— SELECTED EXCERPT —
Imagine picking a student in a crowd

Maybe there are two characteristics that we are interested in.
- CAP
- Modules taking

This leads to two dimensional random variables
Because of 2 dimension, we talk about marginal and conditional probability distributions.
The x is a certain value and the y is a certain value

P(X =x) marginal
p(X = x | Y = y ) conditional
Given this, how does it affect the other value

Marginal and conditional will not be the same unless they are independent. (Chap 2)
Chap 2 covers for one variables but for chapter 3, covers 2 variables

2 Dimensional random variables

Definition
Let E be experiment and S is sample space 
Let X and Y be two functions each assigning a real number to each s where s is variables in S
This is like in a graph, it is denoted as s(X) and s(Y)
This is a two dimension random variables or random vector

X and Y takes certain variables and refer to the same sample space


Range space
Rx,y =  {(x,y) | x = X(s), y = Y(s), s is part of S}

Random variables takes certain values and is random. It is associated with the probability function.

(Stored data)
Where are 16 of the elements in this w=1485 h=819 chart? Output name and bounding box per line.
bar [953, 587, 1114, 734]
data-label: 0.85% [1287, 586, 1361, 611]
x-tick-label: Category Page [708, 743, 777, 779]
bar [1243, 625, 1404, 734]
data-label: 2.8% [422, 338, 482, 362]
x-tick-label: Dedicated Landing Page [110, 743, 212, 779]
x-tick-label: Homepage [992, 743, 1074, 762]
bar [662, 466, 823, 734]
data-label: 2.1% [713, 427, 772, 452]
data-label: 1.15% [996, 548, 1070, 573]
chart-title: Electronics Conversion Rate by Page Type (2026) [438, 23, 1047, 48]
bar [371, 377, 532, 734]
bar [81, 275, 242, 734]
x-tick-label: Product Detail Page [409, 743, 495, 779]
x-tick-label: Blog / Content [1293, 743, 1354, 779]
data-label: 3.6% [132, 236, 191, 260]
* * *
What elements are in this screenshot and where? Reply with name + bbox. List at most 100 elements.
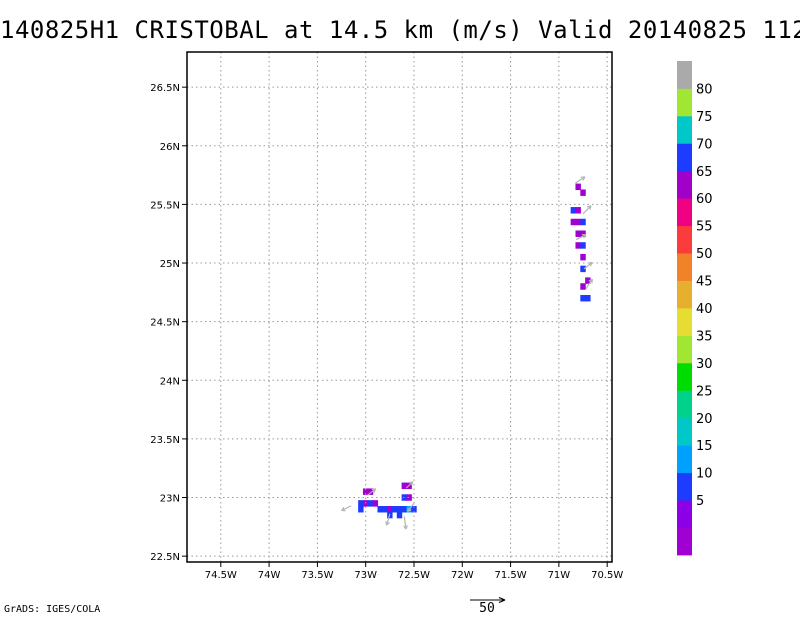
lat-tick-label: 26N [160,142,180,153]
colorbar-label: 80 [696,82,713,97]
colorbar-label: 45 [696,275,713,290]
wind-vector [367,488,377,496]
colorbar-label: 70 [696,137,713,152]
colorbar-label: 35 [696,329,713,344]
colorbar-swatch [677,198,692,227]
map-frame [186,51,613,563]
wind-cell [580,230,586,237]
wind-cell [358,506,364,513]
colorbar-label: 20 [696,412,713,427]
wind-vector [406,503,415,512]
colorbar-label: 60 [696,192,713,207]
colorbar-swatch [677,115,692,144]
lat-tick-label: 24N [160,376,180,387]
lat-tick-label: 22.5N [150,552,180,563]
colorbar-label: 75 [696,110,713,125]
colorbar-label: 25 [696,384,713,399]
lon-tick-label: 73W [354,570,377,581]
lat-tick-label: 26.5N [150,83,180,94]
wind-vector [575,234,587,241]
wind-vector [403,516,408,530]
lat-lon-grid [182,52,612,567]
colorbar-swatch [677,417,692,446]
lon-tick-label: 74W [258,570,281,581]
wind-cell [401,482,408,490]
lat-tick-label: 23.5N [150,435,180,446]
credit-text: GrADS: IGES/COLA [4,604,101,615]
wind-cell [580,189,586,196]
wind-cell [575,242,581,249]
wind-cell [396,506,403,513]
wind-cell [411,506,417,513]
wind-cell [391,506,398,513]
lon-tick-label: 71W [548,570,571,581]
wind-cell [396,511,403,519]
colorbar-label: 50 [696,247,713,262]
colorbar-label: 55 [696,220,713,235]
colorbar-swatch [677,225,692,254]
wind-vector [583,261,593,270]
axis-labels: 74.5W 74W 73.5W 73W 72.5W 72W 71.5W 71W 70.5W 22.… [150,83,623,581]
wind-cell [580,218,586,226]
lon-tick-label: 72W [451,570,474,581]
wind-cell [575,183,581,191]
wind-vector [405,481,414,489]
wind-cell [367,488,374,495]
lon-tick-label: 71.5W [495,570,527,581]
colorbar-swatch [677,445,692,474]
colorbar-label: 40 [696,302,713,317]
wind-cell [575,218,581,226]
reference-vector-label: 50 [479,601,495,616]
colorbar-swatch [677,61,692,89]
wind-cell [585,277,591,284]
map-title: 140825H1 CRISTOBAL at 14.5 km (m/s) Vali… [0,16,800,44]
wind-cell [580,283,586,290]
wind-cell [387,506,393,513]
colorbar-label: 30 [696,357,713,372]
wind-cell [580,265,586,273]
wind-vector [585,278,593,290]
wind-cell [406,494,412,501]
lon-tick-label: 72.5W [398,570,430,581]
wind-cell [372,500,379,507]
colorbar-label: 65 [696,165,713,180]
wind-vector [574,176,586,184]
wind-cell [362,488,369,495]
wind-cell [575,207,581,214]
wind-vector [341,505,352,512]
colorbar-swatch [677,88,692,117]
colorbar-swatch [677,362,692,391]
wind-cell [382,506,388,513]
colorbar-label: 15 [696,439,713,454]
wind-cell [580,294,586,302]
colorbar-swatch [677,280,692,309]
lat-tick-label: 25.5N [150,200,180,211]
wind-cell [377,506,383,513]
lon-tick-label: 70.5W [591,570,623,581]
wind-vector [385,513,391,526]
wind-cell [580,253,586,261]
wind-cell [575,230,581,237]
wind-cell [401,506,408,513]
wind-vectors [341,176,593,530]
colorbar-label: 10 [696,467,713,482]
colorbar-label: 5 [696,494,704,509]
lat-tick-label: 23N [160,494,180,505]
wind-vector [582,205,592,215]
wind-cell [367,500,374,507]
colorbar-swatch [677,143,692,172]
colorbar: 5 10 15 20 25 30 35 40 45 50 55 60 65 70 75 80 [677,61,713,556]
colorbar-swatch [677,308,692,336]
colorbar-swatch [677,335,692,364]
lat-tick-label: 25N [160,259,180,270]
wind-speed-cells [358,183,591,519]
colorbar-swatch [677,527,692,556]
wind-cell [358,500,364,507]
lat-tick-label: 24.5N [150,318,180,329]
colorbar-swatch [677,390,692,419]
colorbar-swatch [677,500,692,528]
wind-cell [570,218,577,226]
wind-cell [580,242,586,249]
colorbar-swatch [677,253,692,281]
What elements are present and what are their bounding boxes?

— OBJECTIVE —
Copy out the notes on two-dimensional random variables starting at "Range space" and ending at "the probability function.", but rename "Range space" as "Joint range".

— ANSWER FOR THIS EXERCISE —
Joint range
Rx,y =  {(x,y) | x = X(s), y = Y(s), s is part of S}

Random variables takes certain values and is random. It is associated with the probability function.